## YOUR GOAL
Locate and copy each line in the data that contains the word "structured".

## RECORDS FOR THIS TASK
** BEGIN **

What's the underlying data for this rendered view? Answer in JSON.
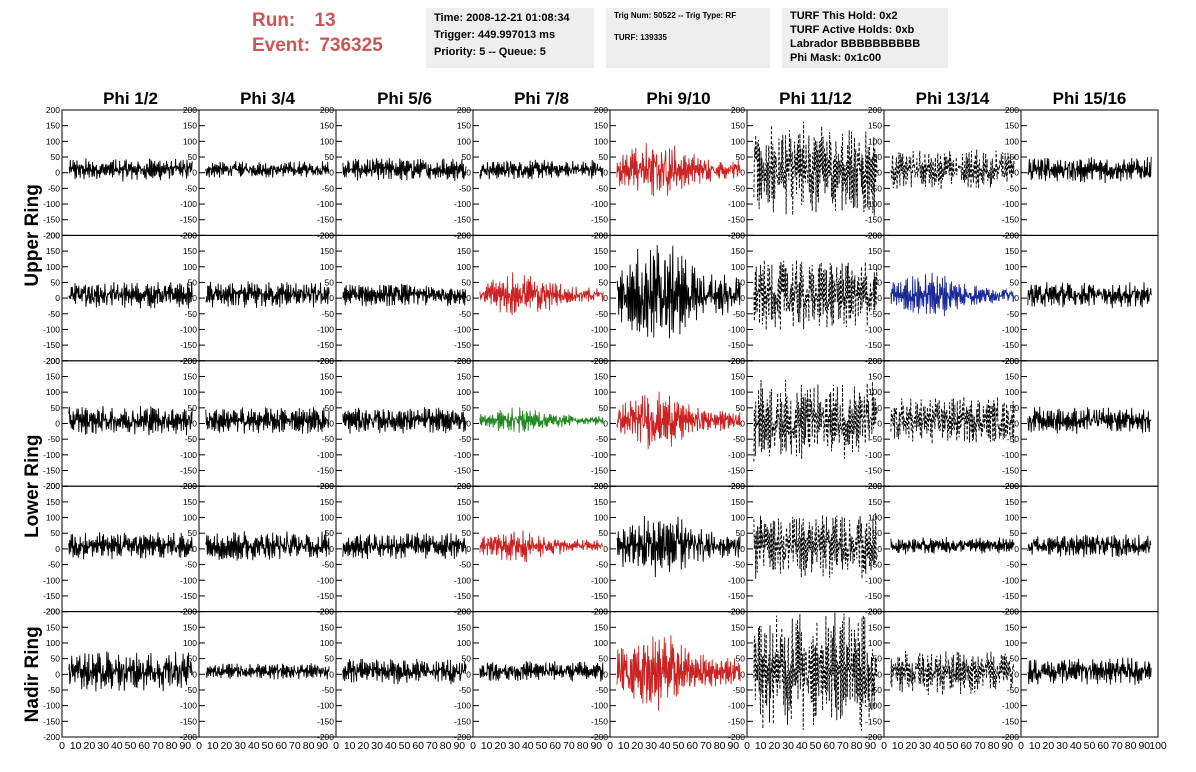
{
  "header": {
    "run_label": "Run:",
    "run_value": "13",
    "event_label": "Event:",
    "event_value": "736325",
    "time": "Time: 2008-12-21 01:08:34",
    "trigger": "Trigger: 449.997013 ms",
    "priority": "Priority: 5 -- Queue: 5",
    "trig_num": "Trig Num: 50522 -- Trig Type: RF",
    "turf": "TURF: 139335",
    "turf_this_hold": "TURF This Hold: 0x2",
    "turf_active_holds": "TURF Active Holds: 0xb",
    "labrador": "Labrador BBBBBBBBBB",
    "phi_mask": "Phi Mask: 0x1c00"
  },
  "colors": {
    "normal": "#000000",
    "red": "#cc2222",
    "green": "#228822",
    "blue": "#1a2a99",
    "title_red": "#cc5555"
  },
  "chart_data": {
    "type": "line",
    "columns": [
      "Phi 1/2",
      "Phi 3/4",
      "Phi 5/6",
      "Phi 7/8",
      "Phi 9/10",
      "Phi 11/12",
      "Phi 13/14",
      "Phi 15/16"
    ],
    "ring_labels": [
      "Upper Ring",
      "Lower Ring",
      "Nadir Ring"
    ],
    "rows": 5,
    "ylim": [
      -200,
      200
    ],
    "yticks": [
      200,
      150,
      100,
      50,
      0,
      -50,
      -100,
      -150,
      -200
    ],
    "yticks_last_row": [
      200,
      150,
      100,
      50,
      0,
      -50,
      -100,
      -150,
      -200
    ],
    "xlim": [
      0,
      100
    ],
    "xtick_labels": [
      "0",
      "10",
      "20",
      "30",
      "40",
      "50",
      "60",
      "70",
      "80",
      "90",
      "100"
    ],
    "waveform_styles": {
      "comment": "style per panel [row][col]: n=black solid, r=red, g=green, b=blue, d=black dashed, t=black tall solid",
      "grid": [
        [
          "n",
          "n",
          "n",
          "n",
          "r",
          "d",
          "d",
          "n"
        ],
        [
          "n",
          "n",
          "n",
          "r",
          "t",
          "d",
          "b",
          "n"
        ],
        [
          "n",
          "n",
          "n",
          "g",
          "r",
          "d",
          "d",
          "n"
        ],
        [
          "n",
          "n",
          "n",
          "r",
          "t",
          "d",
          "n",
          "n"
        ],
        [
          "n",
          "n",
          "n",
          "n",
          "r",
          "d",
          "d",
          "n"
        ]
      ],
      "amplitude": [
        [
          35,
          25,
          35,
          30,
          90,
          140,
          60,
          40
        ],
        [
          40,
          40,
          35,
          70,
          170,
          110,
          70,
          40
        ],
        [
          45,
          40,
          40,
          40,
          90,
          120,
          70,
          40
        ],
        [
          40,
          45,
          40,
          50,
          110,
          100,
          25,
          35
        ],
        [
          60,
          25,
          40,
          30,
          120,
          180,
          70,
          40
        ]
      ]
    }
  }
}
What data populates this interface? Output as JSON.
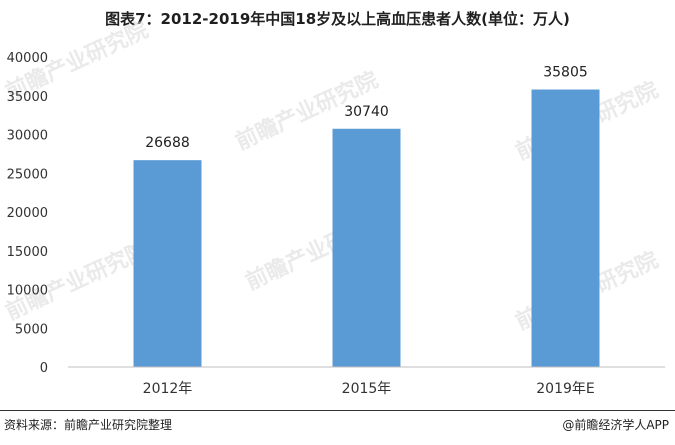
{
  "chart_data": {
    "type": "bar",
    "title": "图表7：2012-2019年中国18岁及以上高血压患者人数(单位：万人)",
    "categories": [
      "2012年",
      "2015年",
      "2019年E"
    ],
    "values": [
      26688,
      30740,
      35805
    ],
    "ylim": [
      0,
      40000
    ],
    "yticks": [
      0,
      5000,
      10000,
      15000,
      20000,
      25000,
      30000,
      35000,
      40000
    ],
    "grid": false,
    "bar_color": "#5b9bd5",
    "axis_color": "#bfbfbf"
  },
  "footer": {
    "source": "资料来源：前瞻产业研究院整理",
    "brand": "@前瞻经济学人APP"
  },
  "watermark": {
    "text": "前瞻产业研究院"
  }
}
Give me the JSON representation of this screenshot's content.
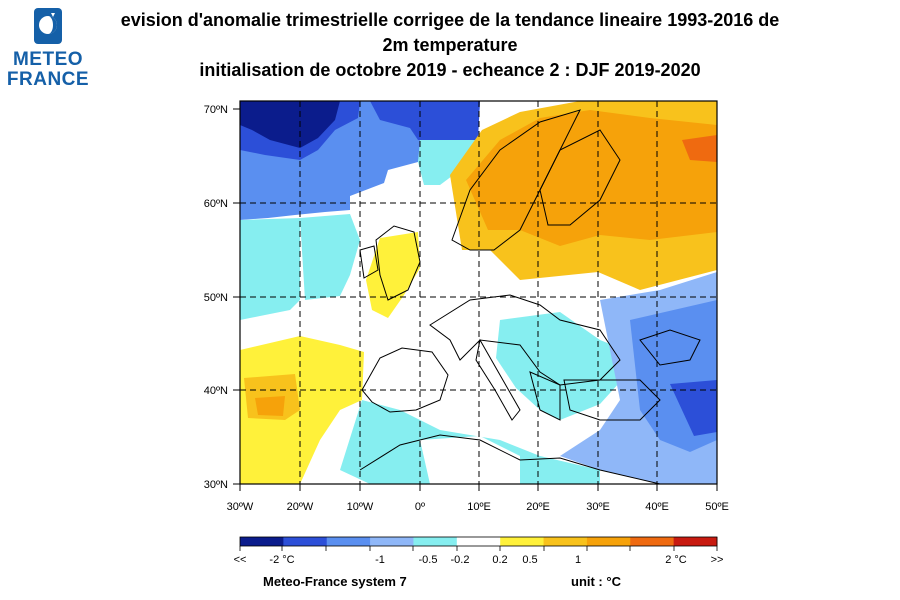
{
  "logo": {
    "line1": "METEO",
    "line2": "FRANCE"
  },
  "title": {
    "line1": "evision d'anomalie trimestrielle corrigee de la tendance lineaire 1993-2016 de",
    "line2": "2m temperature",
    "line3": "initialisation de octobre 2019  -  echeance 2 : DJF 2019-2020"
  },
  "map": {
    "lat_labels": [
      "70ºN",
      "60ºN",
      "50ºN",
      "40ºN",
      "30ºN"
    ],
    "lon_labels": [
      "30ºW",
      "20ºW",
      "10ºW",
      "0º",
      "10ºE",
      "20ºE",
      "30ºE",
      "40ºE",
      "50ºE"
    ]
  },
  "legend": {
    "colors": [
      "#0b1c8c",
      "#2c4fd8",
      "#5a8ff0",
      "#8fb7f8",
      "#86eef0",
      "#ffffff",
      "#fff13a",
      "#f8c21c",
      "#f6a20a",
      "#ef6a10",
      "#c81a10"
    ],
    "labels": [
      "<<",
      "-2 °C",
      "-1",
      "-0.5",
      "-0.2",
      "0.2",
      "0.5",
      "1",
      "2 °C",
      ">>"
    ]
  },
  "footer": {
    "system": "Meteo-France system 7",
    "unit": "unit :  °C"
  }
}
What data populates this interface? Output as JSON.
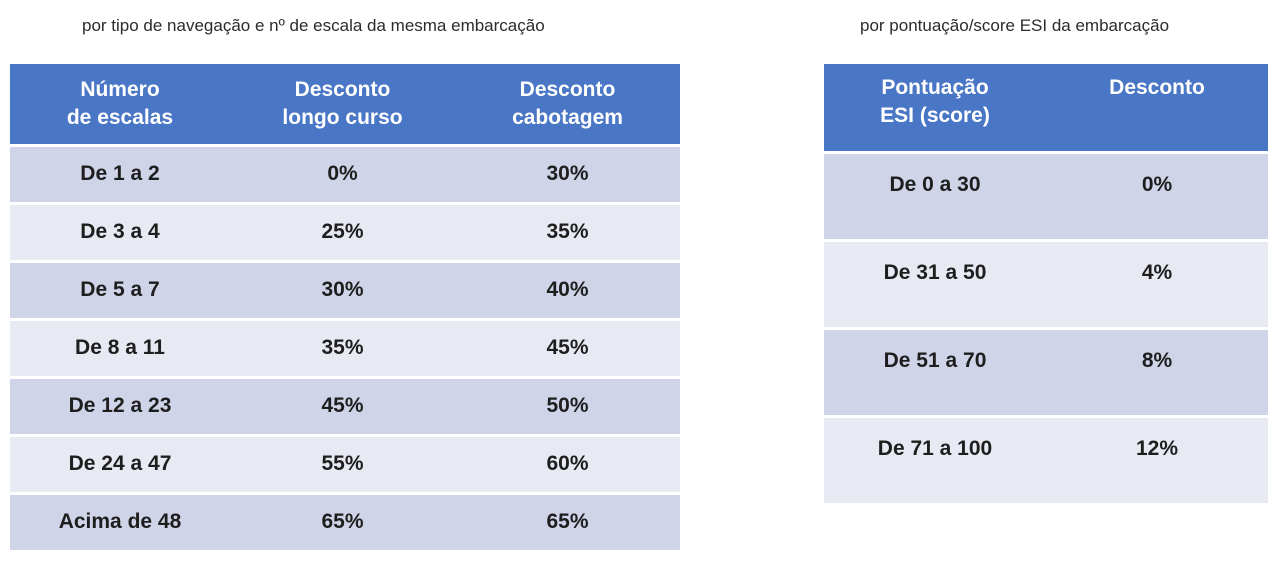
{
  "left": {
    "caption": "por tipo de navegação e nº de escala da mesma embarcação",
    "headers": [
      [
        "Número",
        "de escalas"
      ],
      [
        "Desconto",
        "longo curso"
      ],
      [
        "Desconto",
        "cabotagem"
      ]
    ],
    "rows": [
      [
        "De 1 a 2",
        "0%",
        "30%"
      ],
      [
        "De 3 a 4",
        "25%",
        "35%"
      ],
      [
        "De 5 a 7",
        "30%",
        "40%"
      ],
      [
        "De 8 a 11",
        "35%",
        "45%"
      ],
      [
        "De 12 a 23",
        "45%",
        "50%"
      ],
      [
        "De 24 a 47",
        "55%",
        "60%"
      ],
      [
        "Acima de 48",
        "65%",
        "65%"
      ]
    ]
  },
  "right": {
    "caption": "por pontuação/score ESI da embarcação",
    "headers": [
      [
        "Pontuação",
        "ESI (score)"
      ],
      [
        "Desconto"
      ]
    ],
    "rows": [
      [
        "De 0 a 30",
        "0%"
      ],
      [
        "De 31 a 50",
        "4%"
      ],
      [
        "De 51 a 70",
        "8%"
      ],
      [
        "De 71 a 100",
        "12%"
      ]
    ]
  },
  "colors": {
    "header_bg": "#4a76c6",
    "row_dark": "#cfd4e8",
    "row_light": "#e8eaf3"
  }
}
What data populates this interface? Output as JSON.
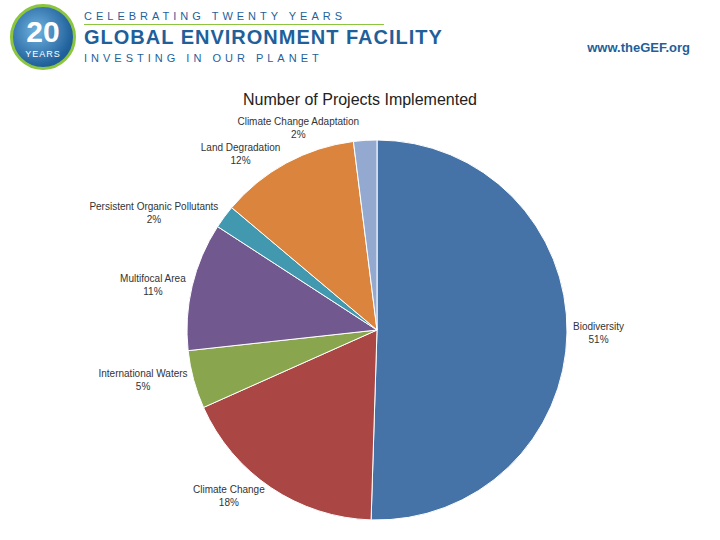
{
  "header": {
    "logo_number": "20",
    "logo_text": "YEARS",
    "tagline": "CELEBRATING TWENTY YEARS",
    "name": "GLOBAL ENVIRONMENT FACILITY",
    "motto": "INVESTING IN OUR PLANET",
    "url": "www.theGEF.org"
  },
  "chart_data": {
    "type": "pie",
    "title": "Number of Projects Implemented",
    "categories": [
      "Biodiversity",
      "Climate Change",
      "International Waters",
      "Multifocal Area",
      "Persistent Organic Pollutants",
      "Land Degradation",
      "Climate Change Adaptation"
    ],
    "values": [
      51,
      18,
      5,
      11,
      2,
      12,
      2
    ],
    "value_labels": [
      "51%",
      "18%",
      "5%",
      "11%",
      "2%",
      "12%",
      "2%"
    ],
    "colors": [
      "#4572a7",
      "#aa4643",
      "#89a54e",
      "#71588f",
      "#4198af",
      "#db843d",
      "#93a9cf"
    ],
    "data_labels": true
  }
}
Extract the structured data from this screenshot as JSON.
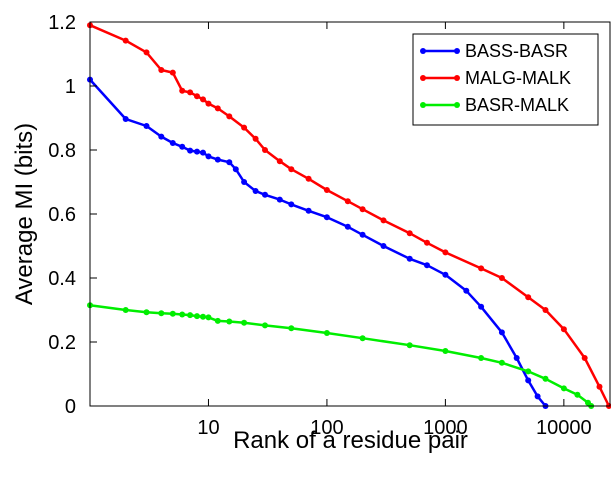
{
  "chart_data": {
    "type": "line",
    "title": "",
    "xlabel": "Rank of a residue pair",
    "ylabel": "Average MI (bits)",
    "xscale": "log",
    "xlim": [
      1,
      25000
    ],
    "ylim": [
      0,
      1.2
    ],
    "x_ticks": [
      {
        "value": 10,
        "label": "10"
      },
      {
        "value": 100,
        "label": "100"
      },
      {
        "value": 1000,
        "label": "1000"
      },
      {
        "value": 10000,
        "label": "10000"
      }
    ],
    "y_ticks": [
      {
        "value": 0,
        "label": "0"
      },
      {
        "value": 0.2,
        "label": "0.2"
      },
      {
        "value": 0.4,
        "label": "0.4"
      },
      {
        "value": 0.6,
        "label": "0.6"
      },
      {
        "value": 0.8,
        "label": "0.8"
      },
      {
        "value": 1,
        "label": "1"
      },
      {
        "value": 1.2,
        "label": "1.2"
      }
    ],
    "grid": false,
    "legend_position": "top-right",
    "series": [
      {
        "name": "BASS-BASR",
        "color": "#0000ff",
        "x": [
          1,
          2,
          3,
          4,
          5,
          6,
          7,
          8,
          9,
          10,
          12,
          15,
          17,
          20,
          25,
          30,
          40,
          50,
          70,
          100,
          150,
          200,
          300,
          500,
          700,
          1000,
          1500,
          2000,
          3000,
          4000,
          5000,
          6000,
          7000
        ],
        "y": [
          1.02,
          0.897,
          0.875,
          0.842,
          0.822,
          0.81,
          0.798,
          0.795,
          0.792,
          0.78,
          0.77,
          0.762,
          0.74,
          0.7,
          0.672,
          0.66,
          0.645,
          0.63,
          0.61,
          0.59,
          0.56,
          0.535,
          0.5,
          0.46,
          0.44,
          0.41,
          0.36,
          0.31,
          0.23,
          0.15,
          0.08,
          0.03,
          0.0
        ]
      },
      {
        "name": "MALG-MALK",
        "color": "#ff0000",
        "x": [
          1,
          2,
          3,
          4,
          5,
          6,
          7,
          8,
          9,
          10,
          12,
          15,
          20,
          25,
          30,
          40,
          50,
          70,
          100,
          150,
          200,
          300,
          500,
          700,
          1000,
          2000,
          3000,
          5000,
          7000,
          10000,
          15000,
          20000,
          24000
        ],
        "y": [
          1.19,
          1.142,
          1.105,
          1.05,
          1.042,
          0.985,
          0.98,
          0.968,
          0.958,
          0.945,
          0.93,
          0.905,
          0.87,
          0.835,
          0.8,
          0.765,
          0.74,
          0.71,
          0.675,
          0.64,
          0.615,
          0.58,
          0.54,
          0.51,
          0.48,
          0.43,
          0.4,
          0.34,
          0.3,
          0.24,
          0.15,
          0.06,
          0.0
        ]
      },
      {
        "name": "BASR-MALK",
        "color": "#00ee00",
        "x": [
          1,
          2,
          3,
          4,
          5,
          6,
          7,
          8,
          9,
          10,
          12,
          15,
          20,
          30,
          50,
          100,
          200,
          500,
          1000,
          2000,
          3000,
          5000,
          7000,
          10000,
          13000,
          16000,
          17000
        ],
        "y": [
          0.315,
          0.3,
          0.293,
          0.29,
          0.288,
          0.286,
          0.284,
          0.281,
          0.279,
          0.277,
          0.266,
          0.264,
          0.26,
          0.252,
          0.243,
          0.228,
          0.212,
          0.19,
          0.172,
          0.15,
          0.135,
          0.108,
          0.085,
          0.055,
          0.035,
          0.01,
          0.0
        ]
      }
    ]
  }
}
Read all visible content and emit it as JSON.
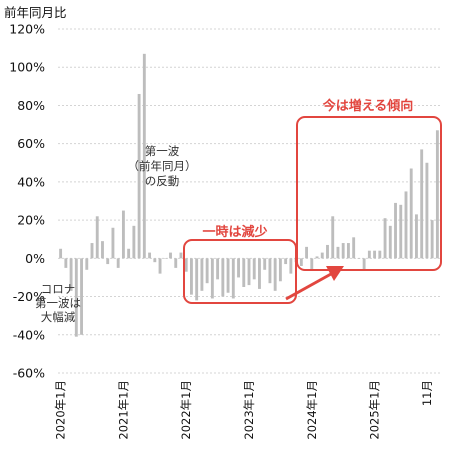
{
  "chart_data": {
    "type": "bar",
    "ylabel": "前年同月比",
    "y_ticks": [
      "120%",
      "100%",
      "80%",
      "60%",
      "40%",
      "20%",
      "0%",
      "-20%",
      "-40%",
      "-60%"
    ],
    "y_tick_values": [
      120,
      100,
      80,
      60,
      40,
      20,
      0,
      -20,
      -40,
      -60
    ],
    "ylim": [
      -60,
      120
    ],
    "x_tick_labels": [
      "2020年1月",
      "2021年1月",
      "2022年1月",
      "2023年1月",
      "2024年1月",
      "2025年1月",
      "11月"
    ],
    "x_tick_indices": [
      0,
      12,
      24,
      36,
      48,
      60,
      70
    ],
    "bar_color": "#bdbdbd",
    "highlight_color": "#e2463f",
    "values": [
      5,
      -5,
      -17,
      -41,
      -40,
      -6,
      8,
      22,
      9,
      -3,
      16,
      -5,
      25,
      5,
      17,
      86,
      107,
      3,
      -2,
      -8,
      0,
      3,
      -5,
      3,
      -7,
      -19,
      -22,
      -17,
      -13,
      -21,
      -11,
      -20,
      -18,
      -21,
      -10,
      -15,
      -14,
      -11,
      -16,
      -6,
      -13,
      -17,
      -12,
      -3,
      -8,
      -2,
      -4,
      6,
      -6,
      1,
      3,
      7,
      22,
      6,
      8,
      8,
      11,
      0,
      -6,
      4,
      4,
      4,
      21,
      17,
      29,
      28,
      35,
      47,
      23,
      57,
      50,
      20,
      67
    ],
    "annotations": {
      "corona": [
        "コロナ",
        "第一波は",
        "大幅減"
      ],
      "rebound": [
        "第一波",
        "（前年同月）",
        "の反動"
      ],
      "decrease": "一時は減少",
      "increase": "今は増える傾向"
    }
  }
}
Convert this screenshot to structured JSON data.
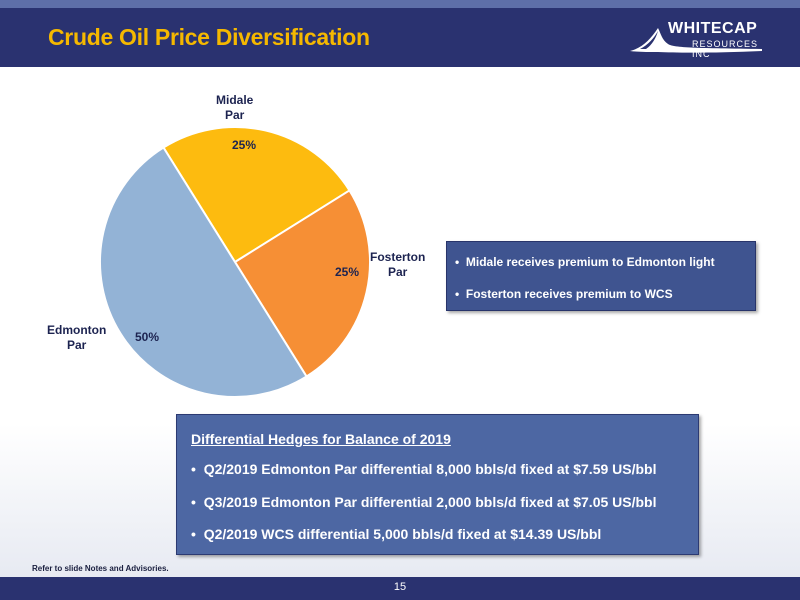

** END **

## ANSWER TO THE EXERCISE
Extract the structured data from this screenshot as JSON.
Convert this screenshot to structured JSON data.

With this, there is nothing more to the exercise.